_What you need to do_
Please give the data below again in full, exactly as it stands.

** BEGIN **

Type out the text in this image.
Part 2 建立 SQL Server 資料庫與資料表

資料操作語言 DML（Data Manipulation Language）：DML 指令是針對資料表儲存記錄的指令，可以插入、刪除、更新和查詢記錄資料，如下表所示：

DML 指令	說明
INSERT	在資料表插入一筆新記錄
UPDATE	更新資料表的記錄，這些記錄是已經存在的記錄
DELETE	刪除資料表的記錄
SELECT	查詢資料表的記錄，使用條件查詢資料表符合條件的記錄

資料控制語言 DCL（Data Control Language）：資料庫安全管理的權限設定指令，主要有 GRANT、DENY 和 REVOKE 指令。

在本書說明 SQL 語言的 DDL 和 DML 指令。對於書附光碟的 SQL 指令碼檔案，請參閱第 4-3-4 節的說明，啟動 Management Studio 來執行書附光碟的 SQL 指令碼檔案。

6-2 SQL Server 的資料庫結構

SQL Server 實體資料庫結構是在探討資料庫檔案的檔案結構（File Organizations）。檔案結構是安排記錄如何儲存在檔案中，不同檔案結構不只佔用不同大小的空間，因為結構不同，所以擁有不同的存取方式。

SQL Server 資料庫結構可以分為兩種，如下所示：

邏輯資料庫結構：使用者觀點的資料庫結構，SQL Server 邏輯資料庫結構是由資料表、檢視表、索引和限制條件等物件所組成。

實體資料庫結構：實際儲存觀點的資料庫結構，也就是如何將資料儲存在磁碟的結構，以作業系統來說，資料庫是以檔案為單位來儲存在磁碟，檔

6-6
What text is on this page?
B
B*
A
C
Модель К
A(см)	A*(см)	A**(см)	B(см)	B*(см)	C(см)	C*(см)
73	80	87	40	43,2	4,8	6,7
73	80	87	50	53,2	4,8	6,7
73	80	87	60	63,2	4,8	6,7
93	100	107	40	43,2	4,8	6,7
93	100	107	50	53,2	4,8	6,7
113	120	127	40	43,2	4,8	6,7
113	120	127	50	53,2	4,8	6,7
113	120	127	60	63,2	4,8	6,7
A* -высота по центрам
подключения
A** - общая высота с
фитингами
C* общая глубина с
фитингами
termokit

** END **

_In response_
Type out the text in this image.
Part 2 建立 SQL Server 資料庫與資料表

資料操作語言 DML（Data Manipulation Language）：DML 指令是針對資料表儲存記錄的指令，可以插入、刪除、更新和查詢記錄資料，如下表所示：

DML 指令	說明
INSERT	在資料表插入一筆新記錄
UPDATE	更新資料表的記錄，這些記錄是已經存在的記錄
DELETE	刪除資料表的記錄
SELECT	查詢資料表的記錄，使用條件查詢資料表符合條件的記錄

資料控制語言 DCL（Data Control Language）：資料庫安全管理的權限設定指令，主要有 GRANT、DENY 和 REVOKE 指令。

在本書說明 SQL 語言的 DDL 和 DML 指令。對於書附光碟的 SQL 指令碼檔案，請參閱第 4-3-4 節的說明，啟動 Management Studio 來執行書附光碟的 SQL 指令碼檔案。

6-2 SQL Server 的資料庫結構

SQL Server 實體資料庫結構是在探討資料庫檔案的檔案結構（File Organizations）。檔案結構是安排記錄如何儲存在檔案中，不同檔案結構不只佔用不同大小的空間，因為結構不同，所以擁有不同的存取方式。

SQL Server 資料庫結構可以分為兩種，如下所示：

邏輯資料庫結構：使用者觀點的資料庫結構，SQL Server 邏輯資料庫結構是由資料表、檢視表、索引和限制條件等物件所組成。

實體資料庫結構：實際儲存觀點的資料庫結構，也就是如何將資料儲存在磁碟的結構，以作業系統來說，資料庫是以檔案為單位來儲存在磁碟，檔

6-6
What text is on this page?
B
B*
A
C
Модель К
A(см)	A*(см)	A**(см)	B(см)	B*(см)	C(см)	C*(см)
73	80	87	40	43,2	4,8	6,7
73	80	87	50	53,2	4,8	6,7
73	80	87	60	63,2	4,8	6,7
93	100	107	40	43,2	4,8	6,7
93	100	107	50	53,2	4,8	6,7
113	120	127	40	43,2	4,8	6,7
113	120	127	50	53,2	4,8	6,7
113	120	127	60	63,2	4,8	6,7
A* -высота по центрам
подключения
A** - общая высота с
фитингами
C* общая глубина с
фитингами
termokit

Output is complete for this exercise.